:: Written problem ::
Omit images. Retype all entries verbatim.

○ ○ ○

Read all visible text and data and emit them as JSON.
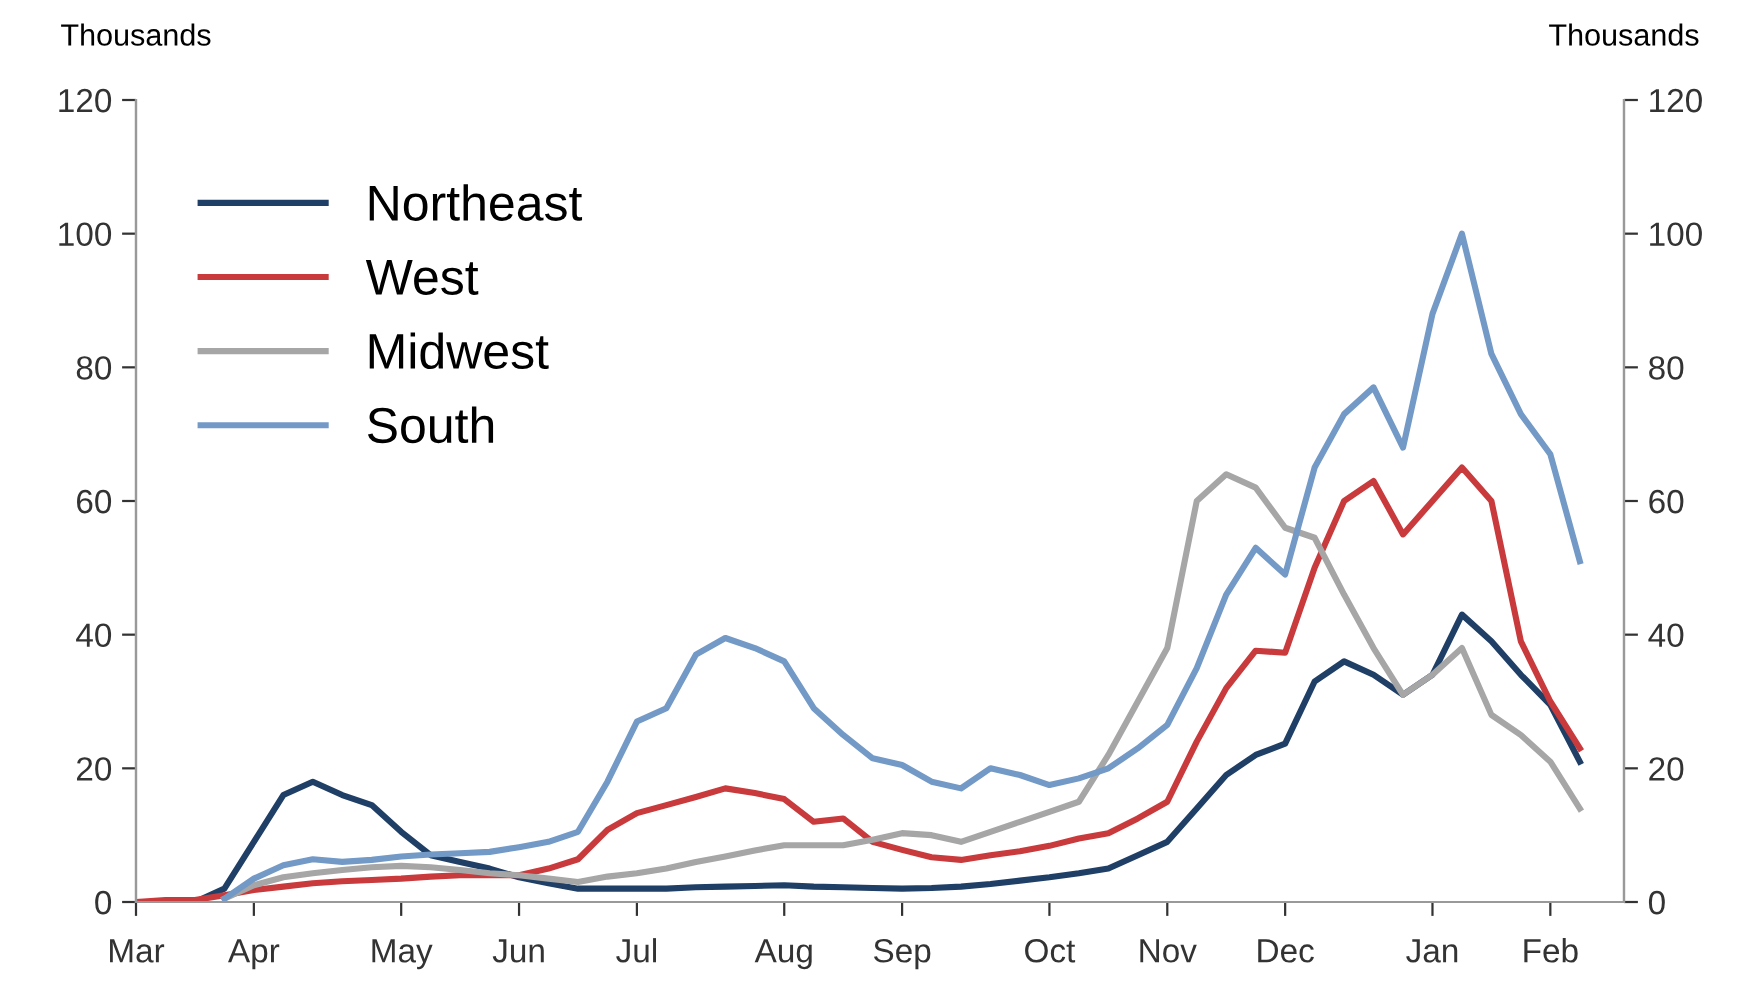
{
  "chart_data": {
    "type": "line",
    "ylabel": "Thousands",
    "y2label": "Thousands",
    "categories": [
      "Mar",
      null,
      null,
      null,
      "Apr",
      null,
      null,
      null,
      null,
      "May",
      null,
      null,
      null,
      "Jun",
      null,
      null,
      null,
      "Jul",
      null,
      null,
      null,
      null,
      "Aug",
      null,
      null,
      null,
      "Sep",
      null,
      null,
      null,
      null,
      "Oct",
      null,
      null,
      null,
      "Nov",
      null,
      null,
      null,
      "Dec",
      null,
      null,
      null,
      null,
      "Jan",
      null,
      null,
      null,
      "Feb",
      null
    ],
    "ylim": [
      0,
      120
    ],
    "yticks": [
      0,
      20,
      40,
      60,
      80,
      100,
      120
    ],
    "y2lim": [
      0,
      120
    ],
    "y2ticks": [
      0,
      20,
      40,
      60,
      80,
      100,
      120
    ],
    "grid": false,
    "legend": "top left",
    "marker": "none",
    "line_style": "solid",
    "series": [
      {
        "name": "Northeast",
        "color": "#1f3f66",
        "values": [
          0,
          0,
          0,
          2,
          9,
          16,
          18,
          16,
          14.5,
          10.5,
          7,
          6,
          5,
          3.7,
          2.8,
          2,
          2,
          2,
          2,
          2.2,
          2.3,
          2.4,
          2.5,
          2.3,
          2.2,
          2.1,
          2,
          2.1,
          2.3,
          2.7,
          3.2,
          3.7,
          4.3,
          5,
          7,
          9,
          14,
          19,
          22,
          23.7,
          33,
          36,
          34,
          31,
          34,
          43,
          39,
          34,
          29.5,
          21
        ]
      },
      {
        "name": "West",
        "color": "#c83a3c",
        "values": [
          0,
          0.3,
          0.3,
          1,
          1.8,
          2.3,
          2.8,
          3.1,
          3.3,
          3.5,
          3.8,
          4,
          4,
          4,
          5,
          6.4,
          10.8,
          13.3,
          14.5,
          15.7,
          17,
          16.3,
          15.4,
          12,
          12.5,
          9,
          7.8,
          6.7,
          6.3,
          7,
          7.6,
          8.4,
          9.5,
          10.3,
          12.5,
          15,
          24,
          32,
          37.6,
          37.3,
          50,
          60,
          63,
          55,
          60,
          65,
          60,
          39,
          30,
          23
        ]
      },
      {
        "name": "Midwest",
        "color": "#a6a6a6",
        "values": [
          null,
          null,
          null,
          0.5,
          2.5,
          3.7,
          4.3,
          4.8,
          5.2,
          5.4,
          5.2,
          4.8,
          4.3,
          4,
          3.5,
          3,
          3.8,
          4.3,
          5,
          6,
          6.8,
          7.7,
          8.5,
          8.5,
          8.5,
          9.3,
          10.3,
          10,
          9,
          10.5,
          12,
          13.5,
          15,
          22,
          30,
          38,
          60,
          64,
          62,
          56,
          54.5,
          46,
          38,
          31,
          34,
          38,
          28,
          25,
          21,
          14
        ]
      },
      {
        "name": "South",
        "color": "#7399c6",
        "values": [
          null,
          null,
          null,
          0.5,
          3.5,
          5.5,
          6.4,
          6,
          6.3,
          6.8,
          7.1,
          7.3,
          7.5,
          8.2,
          9,
          10.5,
          18,
          27,
          29,
          37,
          39.5,
          38,
          36,
          29,
          25,
          21.5,
          20.5,
          18,
          17,
          20,
          19,
          17.5,
          18.5,
          20,
          23,
          26.5,
          35,
          46,
          53,
          49,
          65,
          73,
          77,
          68,
          88,
          100,
          82,
          73,
          67,
          51
        ]
      }
    ]
  }
}
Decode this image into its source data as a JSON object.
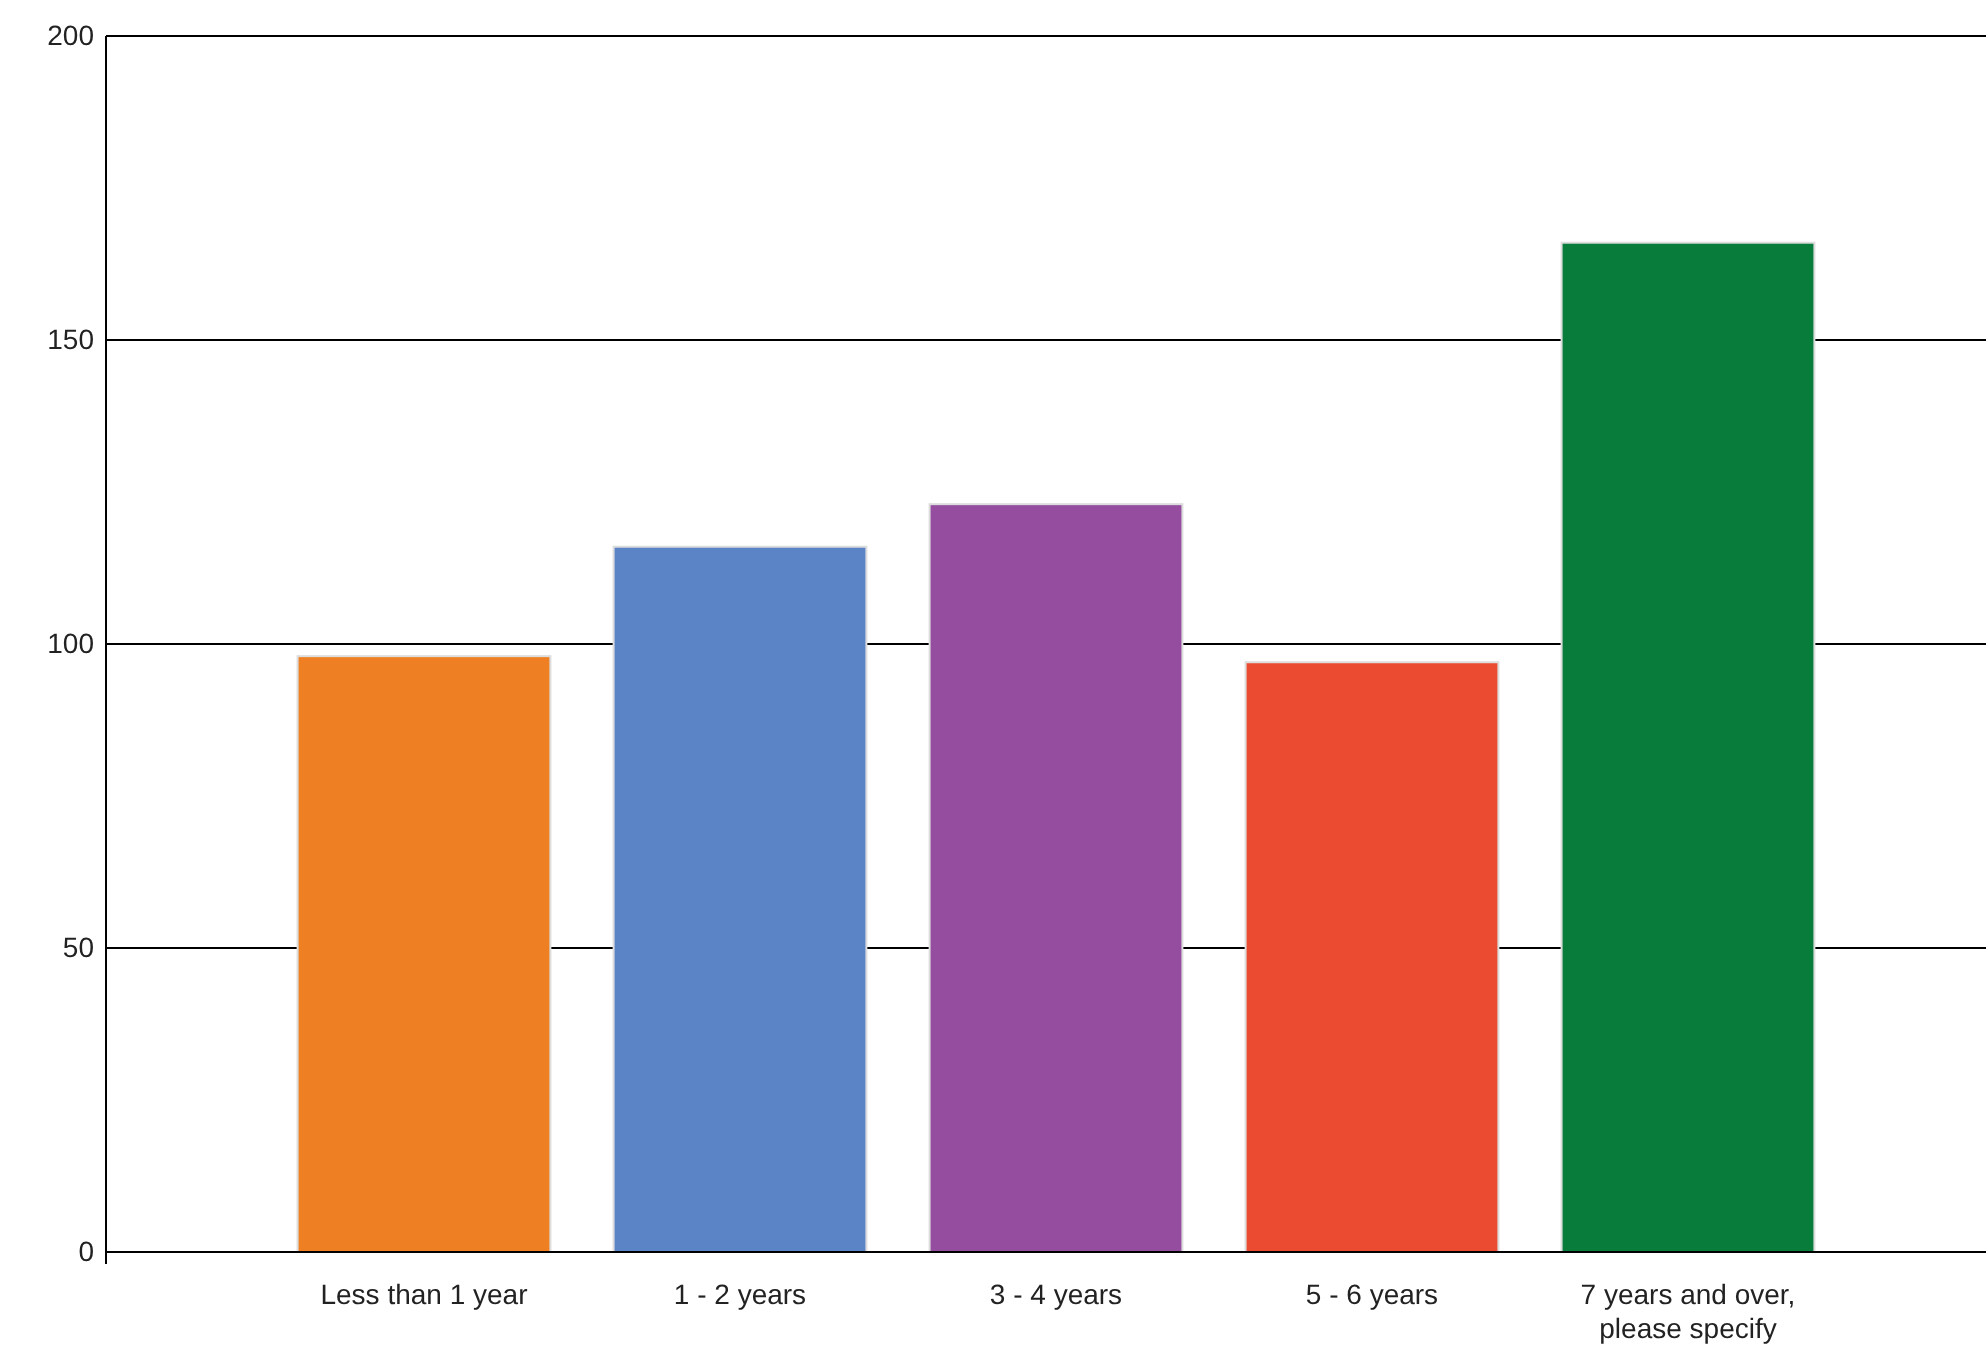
{
  "chart_data": {
    "type": "bar",
    "categories": [
      "Less than 1 year",
      "1 - 2 years",
      "3 - 4 years",
      "5 - 6 years",
      "7 years and over, please specify"
    ],
    "values": [
      98,
      116,
      123,
      97,
      166
    ],
    "colors": [
      "#ee7f22",
      "#5a84c6",
      "#944d9f",
      "#eb4b30",
      "#077c3b"
    ],
    "ylim": [
      0,
      200
    ],
    "yticks": [
      0,
      50,
      100,
      150,
      200
    ],
    "grid": "y"
  }
}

○ ○ ○

:: The answer ::
Read all visible text and data and emit them as JSON.
{
  "chart_data": {
    "type": "line",
    "ylabel": "Thousands",
    "y2label": "Thousands",
    "categories": [
      "Mar",
      null,
      null,
      null,
      "Apr",
      null,
      null,
      null,
      null,
      "May",
      null,
      null,
      null,
      "Jun",
      null,
      null,
      null,
      "Jul",
      null,
      null,
      null,
      null,
      "Aug",
      null,
      null,
      null,
      "Sep",
      null,
      null,
      null,
      null,
      "Oct",
      null,
      null,
      null,
      "Nov",
      null,
      null,
      null,
      "Dec",
      null,
      null,
      null,
      null,
      "Jan",
      null,
      null,
      null,
      "Feb",
      null
    ],
    "ylim": [
      0,
      120
    ],
    "yticks": [
      0,
      20,
      40,
      60,
      80,
      100,
      120
    ],
    "y2lim": [
      0,
      120
    ],
    "y2ticks": [
      0,
      20,
      40,
      60,
      80,
      100,
      120
    ],
    "grid": false,
    "legend": "top left",
    "marker": "none",
    "line_style": "solid",
    "series": [
      {
        "name": "Northeast",
        "color": "#1f3f66",
        "values": [
          0,
          0,
          0,
          2,
          9,
          16,
          18,
          16,
          14.5,
          10.5,
          7,
          6,
          5,
          3.7,
          2.8,
          2,
          2,
          2,
          2,
          2.2,
          2.3,
          2.4,
          2.5,
          2.3,
          2.2,
          2.1,
          2,
          2.1,
          2.3,
          2.7,
          3.2,
          3.7,
          4.3,
          5,
          7,
          9,
          14,
          19,
          22,
          23.7,
          33,
          36,
          34,
          31,
          34,
          43,
          39,
          34,
          29.5,
          21
        ]
      },
      {
        "name": "West",
        "color": "#c83a3c",
        "values": [
          0,
          0.3,
          0.3,
          1,
          1.8,
          2.3,
          2.8,
          3.1,
          3.3,
          3.5,
          3.8,
          4,
          4,
          4,
          5,
          6.4,
          10.8,
          13.3,
          14.5,
          15.7,
          17,
          16.3,
          15.4,
          12,
          12.5,
          9,
          7.8,
          6.7,
          6.3,
          7,
          7.6,
          8.4,
          9.5,
          10.3,
          12.5,
          15,
          24,
          32,
          37.6,
          37.3,
          50,
          60,
          63,
          55,
          60,
          65,
          60,
          39,
          30,
          23
        ]
      },
      {
        "name": "Midwest",
        "color": "#a6a6a6",
        "values": [
          null,
          null,
          null,
          0.5,
          2.5,
          3.7,
          4.3,
          4.8,
          5.2,
          5.4,
          5.2,
          4.8,
          4.3,
          4,
          3.5,
          3,
          3.8,
          4.3,
          5,
          6,
          6.8,
          7.7,
          8.5,
          8.5,
          8.5,
          9.3,
          10.3,
          10,
          9,
          10.5,
          12,
          13.5,
          15,
          22,
          30,
          38,
          60,
          64,
          62,
          56,
          54.5,
          46,
          38,
          31,
          34,
          38,
          28,
          25,
          21,
          14
        ]
      },
      {
        "name": "South",
        "color": "#7399c6",
        "values": [
          null,
          null,
          null,
          0.5,
          3.5,
          5.5,
          6.4,
          6,
          6.3,
          6.8,
          7.1,
          7.3,
          7.5,
          8.2,
          9,
          10.5,
          18,
          27,
          29,
          37,
          39.5,
          38,
          36,
          29,
          25,
          21.5,
          20.5,
          18,
          17,
          20,
          19,
          17.5,
          18.5,
          20,
          23,
          26.5,
          35,
          46,
          53,
          49,
          65,
          73,
          77,
          68,
          88,
          100,
          82,
          73,
          67,
          51
        ]
      }
    ]
  }
}
Decode this image into its source data as a JSON object.
{
  "chart_data": {
    "type": "bar",
    "categories": [
      "Less than 1 year",
      "1 - 2 years",
      "3 - 4 years",
      "5 - 6 years",
      "7 years and over, please specify"
    ],
    "values": [
      98,
      116,
      123,
      97,
      166
    ],
    "colors": [
      "#ee7f22",
      "#5a84c6",
      "#944d9f",
      "#eb4b30",
      "#077c3b"
    ],
    "ylim": [
      0,
      200
    ],
    "yticks": [
      0,
      50,
      100,
      150,
      200
    ],
    "grid": "y"
  }
}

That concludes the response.